PAGE EXCERPT:
================
To respond to the clip from Waking Life, I like the conclusion that we need to make room in the world for persons, for embodied agents with individuality, choice, freedom, and responsibility. It’s difficult to reconcile the notion of freedom with the idea we are mechanisms. These questions about whether discoveries in neuroscience threaten the notion of moral responsibility or whether we can have moral responsibility without full consciousness of the significance of our actions seem far from new. I think of some experiments I know very vaguely about that have taken these up.
There’s the classic Benjamin Libet experiment he did in the 80s. He hooked people up to EEG machines so he could record electrical signals from the scalp, and he asked them to periodically raise their fingers when they wanted to. They were also supposed to look at a clock with a rotating spot and remember where the dot was on the clock face when they had the desire to move their finger, to ostensibly time the consciousness of willing.
He found out that an electric signal seems to precede the time people were consciously aware of volition. He concluded our brain was making decisions we experience as freely made and that only after the fact (of brain activity) are we aware a decision has been made. By logical extension, it would appear conscious will does not have much efficacy. Our brains cause our movement, not our conscious will. He and others got excited about this experiment, though it undermined free will.
But many more considered his conclusions flawed. Even if you’re a physicalist, that is, if you think the mind is really just a function of the brain or that there’s a brain event for every mental event, then it’s not surprising to find the brain is doing something when we make a decision. It would be surprising to find nothing was happening in the brain that either corresponded with or preceded our decisions. Another problem is the analysis of the data was statistical and the signals were noisy. Also, as people have written about, we can’t tell from the experiment whether what he was measuring is a decision to move our finger. It could have been capturing preparations or plans to move a finger. So the instruments may not have measured the actual time of conscious will. What they measured was the time at which one reported being aware of having decided to move or awareness of awareness. It’s a state about a state, a meta-state. So the fact folks noted the time of conscious willingness later in the process isn’t surprising.
================
Document layout detection lines:

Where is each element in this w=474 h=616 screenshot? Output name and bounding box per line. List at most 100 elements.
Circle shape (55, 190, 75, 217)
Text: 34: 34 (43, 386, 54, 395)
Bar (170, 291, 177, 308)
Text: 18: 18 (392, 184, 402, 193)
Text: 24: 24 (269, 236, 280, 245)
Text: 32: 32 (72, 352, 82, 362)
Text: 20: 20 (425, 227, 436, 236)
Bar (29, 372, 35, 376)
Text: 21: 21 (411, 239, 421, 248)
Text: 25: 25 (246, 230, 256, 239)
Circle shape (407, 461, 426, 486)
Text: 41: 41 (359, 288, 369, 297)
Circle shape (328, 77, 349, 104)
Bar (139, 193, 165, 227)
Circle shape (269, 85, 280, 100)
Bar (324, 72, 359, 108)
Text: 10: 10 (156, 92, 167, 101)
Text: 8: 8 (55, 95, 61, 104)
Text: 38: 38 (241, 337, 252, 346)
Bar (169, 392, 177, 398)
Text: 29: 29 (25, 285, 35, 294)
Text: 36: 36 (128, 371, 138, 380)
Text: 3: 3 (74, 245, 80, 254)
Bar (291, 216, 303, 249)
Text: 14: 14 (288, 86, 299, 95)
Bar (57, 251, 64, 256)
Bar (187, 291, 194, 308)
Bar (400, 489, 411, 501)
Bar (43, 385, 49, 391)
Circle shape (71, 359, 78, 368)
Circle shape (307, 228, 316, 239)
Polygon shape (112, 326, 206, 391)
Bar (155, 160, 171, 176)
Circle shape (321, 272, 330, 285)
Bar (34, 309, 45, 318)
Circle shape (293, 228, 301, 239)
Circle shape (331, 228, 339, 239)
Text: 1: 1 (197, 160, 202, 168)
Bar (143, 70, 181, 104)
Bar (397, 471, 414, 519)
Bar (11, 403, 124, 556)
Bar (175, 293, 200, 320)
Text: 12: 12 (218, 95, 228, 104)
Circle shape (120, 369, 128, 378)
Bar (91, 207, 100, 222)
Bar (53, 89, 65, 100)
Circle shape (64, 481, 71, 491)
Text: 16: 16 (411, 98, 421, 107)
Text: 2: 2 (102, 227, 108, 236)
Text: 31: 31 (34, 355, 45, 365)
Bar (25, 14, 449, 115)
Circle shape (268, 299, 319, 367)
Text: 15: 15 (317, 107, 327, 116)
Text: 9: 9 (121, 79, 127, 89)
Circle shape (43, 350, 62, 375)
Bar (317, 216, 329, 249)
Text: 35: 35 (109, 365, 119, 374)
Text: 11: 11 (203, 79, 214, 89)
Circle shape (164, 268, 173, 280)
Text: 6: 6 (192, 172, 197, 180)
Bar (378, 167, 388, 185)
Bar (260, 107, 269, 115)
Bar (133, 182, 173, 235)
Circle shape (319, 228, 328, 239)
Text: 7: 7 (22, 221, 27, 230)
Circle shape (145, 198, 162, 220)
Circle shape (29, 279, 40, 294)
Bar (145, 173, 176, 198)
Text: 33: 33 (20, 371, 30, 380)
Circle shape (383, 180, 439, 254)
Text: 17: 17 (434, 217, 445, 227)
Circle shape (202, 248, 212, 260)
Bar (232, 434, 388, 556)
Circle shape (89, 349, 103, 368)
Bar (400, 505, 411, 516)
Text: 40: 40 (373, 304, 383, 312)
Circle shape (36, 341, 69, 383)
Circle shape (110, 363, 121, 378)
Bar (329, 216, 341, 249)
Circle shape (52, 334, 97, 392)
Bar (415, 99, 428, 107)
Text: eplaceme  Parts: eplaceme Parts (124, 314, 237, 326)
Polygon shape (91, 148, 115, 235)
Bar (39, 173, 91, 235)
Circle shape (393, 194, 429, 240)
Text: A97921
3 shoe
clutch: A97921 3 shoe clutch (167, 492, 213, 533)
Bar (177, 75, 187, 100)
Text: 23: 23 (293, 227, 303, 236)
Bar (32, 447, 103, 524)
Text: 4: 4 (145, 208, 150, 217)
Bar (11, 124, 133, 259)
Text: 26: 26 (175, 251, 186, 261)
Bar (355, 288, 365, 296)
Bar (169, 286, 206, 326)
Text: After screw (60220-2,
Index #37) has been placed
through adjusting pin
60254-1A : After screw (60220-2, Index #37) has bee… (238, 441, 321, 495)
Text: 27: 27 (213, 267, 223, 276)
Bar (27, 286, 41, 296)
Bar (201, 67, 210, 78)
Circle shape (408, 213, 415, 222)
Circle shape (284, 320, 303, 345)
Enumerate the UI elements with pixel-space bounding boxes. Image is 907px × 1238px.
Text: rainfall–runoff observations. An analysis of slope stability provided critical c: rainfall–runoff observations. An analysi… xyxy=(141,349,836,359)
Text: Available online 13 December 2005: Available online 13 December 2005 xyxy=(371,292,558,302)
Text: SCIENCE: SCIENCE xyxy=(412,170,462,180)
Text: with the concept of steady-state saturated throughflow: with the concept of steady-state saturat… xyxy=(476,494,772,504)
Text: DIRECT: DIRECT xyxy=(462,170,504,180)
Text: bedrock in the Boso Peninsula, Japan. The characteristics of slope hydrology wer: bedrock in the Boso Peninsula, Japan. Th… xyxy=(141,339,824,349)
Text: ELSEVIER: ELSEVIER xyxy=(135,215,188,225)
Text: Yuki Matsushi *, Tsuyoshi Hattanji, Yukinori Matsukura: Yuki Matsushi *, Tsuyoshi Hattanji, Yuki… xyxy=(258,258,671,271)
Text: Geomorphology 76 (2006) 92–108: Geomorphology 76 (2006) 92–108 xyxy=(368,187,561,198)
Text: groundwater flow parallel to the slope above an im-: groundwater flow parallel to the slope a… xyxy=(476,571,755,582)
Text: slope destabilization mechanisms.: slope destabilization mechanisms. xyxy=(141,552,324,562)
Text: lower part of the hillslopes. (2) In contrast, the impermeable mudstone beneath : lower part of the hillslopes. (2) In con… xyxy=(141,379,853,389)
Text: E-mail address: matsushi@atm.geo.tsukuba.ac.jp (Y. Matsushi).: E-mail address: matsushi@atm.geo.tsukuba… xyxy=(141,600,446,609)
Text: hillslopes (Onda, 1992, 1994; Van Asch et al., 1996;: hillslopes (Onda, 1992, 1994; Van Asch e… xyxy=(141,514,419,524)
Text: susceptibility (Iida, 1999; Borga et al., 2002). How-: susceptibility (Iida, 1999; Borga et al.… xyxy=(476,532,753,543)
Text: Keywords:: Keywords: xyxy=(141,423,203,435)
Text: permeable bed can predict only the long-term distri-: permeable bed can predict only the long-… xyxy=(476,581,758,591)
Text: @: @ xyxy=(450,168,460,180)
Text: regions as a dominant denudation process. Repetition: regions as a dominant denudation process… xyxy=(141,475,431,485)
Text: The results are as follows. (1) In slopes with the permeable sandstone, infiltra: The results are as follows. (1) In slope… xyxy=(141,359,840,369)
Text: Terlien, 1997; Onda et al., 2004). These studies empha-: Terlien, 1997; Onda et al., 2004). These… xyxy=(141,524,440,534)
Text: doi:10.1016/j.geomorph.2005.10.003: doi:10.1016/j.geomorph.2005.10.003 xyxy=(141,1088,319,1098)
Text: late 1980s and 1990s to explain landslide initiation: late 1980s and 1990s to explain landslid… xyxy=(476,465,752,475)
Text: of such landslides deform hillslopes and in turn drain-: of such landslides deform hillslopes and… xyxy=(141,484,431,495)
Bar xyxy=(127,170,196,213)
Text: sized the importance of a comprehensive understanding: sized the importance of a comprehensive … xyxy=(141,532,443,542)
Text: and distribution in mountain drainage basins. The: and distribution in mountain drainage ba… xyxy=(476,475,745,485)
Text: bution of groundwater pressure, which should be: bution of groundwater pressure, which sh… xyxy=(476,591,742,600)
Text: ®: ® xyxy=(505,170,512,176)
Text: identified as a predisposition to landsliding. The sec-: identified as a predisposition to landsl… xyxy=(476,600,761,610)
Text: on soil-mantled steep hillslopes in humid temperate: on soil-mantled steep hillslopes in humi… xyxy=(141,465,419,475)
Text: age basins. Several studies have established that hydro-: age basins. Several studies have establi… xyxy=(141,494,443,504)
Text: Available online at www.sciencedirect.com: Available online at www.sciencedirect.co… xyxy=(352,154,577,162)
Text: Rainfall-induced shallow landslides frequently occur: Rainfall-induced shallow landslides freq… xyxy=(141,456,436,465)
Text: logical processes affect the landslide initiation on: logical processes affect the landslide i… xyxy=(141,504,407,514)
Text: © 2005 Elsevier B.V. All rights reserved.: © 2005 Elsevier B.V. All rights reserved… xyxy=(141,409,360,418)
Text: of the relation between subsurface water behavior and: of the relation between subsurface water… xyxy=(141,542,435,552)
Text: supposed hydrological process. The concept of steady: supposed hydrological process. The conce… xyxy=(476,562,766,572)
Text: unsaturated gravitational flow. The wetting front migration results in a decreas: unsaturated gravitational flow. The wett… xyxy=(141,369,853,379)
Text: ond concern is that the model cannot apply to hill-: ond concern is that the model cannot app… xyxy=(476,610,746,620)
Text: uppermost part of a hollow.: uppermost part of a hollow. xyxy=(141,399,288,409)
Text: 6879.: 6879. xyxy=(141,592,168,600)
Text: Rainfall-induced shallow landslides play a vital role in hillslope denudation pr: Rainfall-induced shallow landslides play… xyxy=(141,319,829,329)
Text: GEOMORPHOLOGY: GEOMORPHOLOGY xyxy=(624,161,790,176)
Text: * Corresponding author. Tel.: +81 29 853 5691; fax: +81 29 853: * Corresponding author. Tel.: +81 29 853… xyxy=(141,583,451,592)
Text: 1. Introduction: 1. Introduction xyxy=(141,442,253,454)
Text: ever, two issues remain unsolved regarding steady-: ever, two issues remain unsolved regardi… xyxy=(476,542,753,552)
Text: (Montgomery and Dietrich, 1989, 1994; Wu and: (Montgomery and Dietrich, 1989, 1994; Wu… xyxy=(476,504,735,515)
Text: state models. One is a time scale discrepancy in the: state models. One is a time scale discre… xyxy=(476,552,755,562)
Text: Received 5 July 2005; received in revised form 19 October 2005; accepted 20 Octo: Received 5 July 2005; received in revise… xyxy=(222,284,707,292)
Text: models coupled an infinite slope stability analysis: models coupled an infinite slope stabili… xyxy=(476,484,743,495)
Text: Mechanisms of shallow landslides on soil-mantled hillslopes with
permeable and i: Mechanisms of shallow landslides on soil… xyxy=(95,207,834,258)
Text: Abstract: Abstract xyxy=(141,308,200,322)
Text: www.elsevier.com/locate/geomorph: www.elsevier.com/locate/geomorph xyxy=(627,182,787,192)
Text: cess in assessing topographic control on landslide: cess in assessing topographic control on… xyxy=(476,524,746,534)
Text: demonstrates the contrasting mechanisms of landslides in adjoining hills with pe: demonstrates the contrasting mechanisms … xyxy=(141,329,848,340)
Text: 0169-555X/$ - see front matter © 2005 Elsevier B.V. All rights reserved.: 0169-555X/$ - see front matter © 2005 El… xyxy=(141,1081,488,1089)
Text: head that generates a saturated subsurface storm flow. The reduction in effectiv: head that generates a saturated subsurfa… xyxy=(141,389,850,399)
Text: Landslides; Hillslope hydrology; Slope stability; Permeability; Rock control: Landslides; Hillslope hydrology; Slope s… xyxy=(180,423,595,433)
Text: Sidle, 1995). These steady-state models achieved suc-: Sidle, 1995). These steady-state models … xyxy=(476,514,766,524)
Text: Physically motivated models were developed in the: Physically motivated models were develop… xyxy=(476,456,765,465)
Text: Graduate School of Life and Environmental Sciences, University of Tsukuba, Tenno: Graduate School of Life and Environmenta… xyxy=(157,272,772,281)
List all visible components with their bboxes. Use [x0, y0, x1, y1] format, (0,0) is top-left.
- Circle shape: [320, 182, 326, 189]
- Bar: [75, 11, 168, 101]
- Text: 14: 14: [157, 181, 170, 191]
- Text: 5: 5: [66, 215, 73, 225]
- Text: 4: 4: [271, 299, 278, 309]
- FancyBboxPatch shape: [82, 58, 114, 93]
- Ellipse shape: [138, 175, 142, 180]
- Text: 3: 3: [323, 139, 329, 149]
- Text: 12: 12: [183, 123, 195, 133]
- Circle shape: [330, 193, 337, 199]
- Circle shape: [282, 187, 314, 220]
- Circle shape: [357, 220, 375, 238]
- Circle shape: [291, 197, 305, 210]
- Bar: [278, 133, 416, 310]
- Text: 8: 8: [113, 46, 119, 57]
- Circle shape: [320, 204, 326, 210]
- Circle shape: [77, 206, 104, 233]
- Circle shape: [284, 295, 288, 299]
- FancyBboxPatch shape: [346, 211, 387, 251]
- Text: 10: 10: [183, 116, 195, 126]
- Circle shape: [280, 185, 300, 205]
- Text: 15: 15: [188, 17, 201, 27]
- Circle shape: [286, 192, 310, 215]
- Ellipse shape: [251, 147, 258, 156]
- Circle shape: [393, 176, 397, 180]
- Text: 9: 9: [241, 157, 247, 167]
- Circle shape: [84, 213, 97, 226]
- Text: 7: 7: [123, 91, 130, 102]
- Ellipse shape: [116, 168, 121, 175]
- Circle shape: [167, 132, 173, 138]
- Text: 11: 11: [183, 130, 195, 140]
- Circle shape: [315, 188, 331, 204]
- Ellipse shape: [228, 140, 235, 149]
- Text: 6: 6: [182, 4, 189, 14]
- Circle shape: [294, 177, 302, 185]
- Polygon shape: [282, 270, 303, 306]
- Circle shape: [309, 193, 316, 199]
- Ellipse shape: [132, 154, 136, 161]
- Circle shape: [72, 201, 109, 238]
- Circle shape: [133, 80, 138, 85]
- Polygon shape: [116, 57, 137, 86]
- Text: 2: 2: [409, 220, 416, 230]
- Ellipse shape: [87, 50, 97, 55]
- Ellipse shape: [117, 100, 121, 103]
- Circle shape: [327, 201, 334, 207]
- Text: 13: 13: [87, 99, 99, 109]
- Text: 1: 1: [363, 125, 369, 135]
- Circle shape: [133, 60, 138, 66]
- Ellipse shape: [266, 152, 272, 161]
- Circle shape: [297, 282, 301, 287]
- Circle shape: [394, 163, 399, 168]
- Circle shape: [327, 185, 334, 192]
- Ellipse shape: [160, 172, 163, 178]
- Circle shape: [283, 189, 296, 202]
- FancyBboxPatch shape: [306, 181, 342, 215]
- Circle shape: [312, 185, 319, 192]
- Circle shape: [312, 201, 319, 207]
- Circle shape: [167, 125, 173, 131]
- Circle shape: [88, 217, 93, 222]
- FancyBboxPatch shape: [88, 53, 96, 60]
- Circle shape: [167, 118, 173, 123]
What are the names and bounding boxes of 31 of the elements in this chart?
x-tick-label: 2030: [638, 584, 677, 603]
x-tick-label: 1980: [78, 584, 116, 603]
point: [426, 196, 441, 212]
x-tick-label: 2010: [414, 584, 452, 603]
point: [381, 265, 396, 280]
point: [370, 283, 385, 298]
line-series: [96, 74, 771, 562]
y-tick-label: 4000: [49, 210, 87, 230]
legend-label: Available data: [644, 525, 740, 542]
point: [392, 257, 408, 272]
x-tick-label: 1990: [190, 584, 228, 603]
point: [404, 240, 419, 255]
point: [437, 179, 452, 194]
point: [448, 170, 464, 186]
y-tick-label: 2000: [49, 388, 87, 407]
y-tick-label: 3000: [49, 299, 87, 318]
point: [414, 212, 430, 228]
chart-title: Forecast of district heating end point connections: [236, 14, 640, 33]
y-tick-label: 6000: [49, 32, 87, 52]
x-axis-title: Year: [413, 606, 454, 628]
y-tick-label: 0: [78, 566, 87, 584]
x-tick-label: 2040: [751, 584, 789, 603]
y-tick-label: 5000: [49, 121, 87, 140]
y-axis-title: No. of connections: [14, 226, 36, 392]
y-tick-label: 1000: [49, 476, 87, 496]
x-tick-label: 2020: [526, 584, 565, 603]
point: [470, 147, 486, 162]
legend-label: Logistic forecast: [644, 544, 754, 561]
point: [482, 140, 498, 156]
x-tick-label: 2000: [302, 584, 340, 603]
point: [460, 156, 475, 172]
================
ASSIGNMENT: Reproduce the passage on free will from "To respond to" up to and including "taken these up.", changing "moral responsibility" to "ethical accountability".

YOUR RESPONSE:
To respond to the clip from Waking Life, I like the conclusion that we need to make room in the world for persons, for embodied agents with individuality, choice, freedom, and responsibility. It’s difficult to reconcile the notion of freedom with the idea we are mechanisms. These questions about whether discoveries in neuroscience threaten the notion of ethical accountability or whether we can have ethical accountability without full consciousness of the significance of our actions seem far from new. I think of some experiments I know very vaguely about that have taken these up.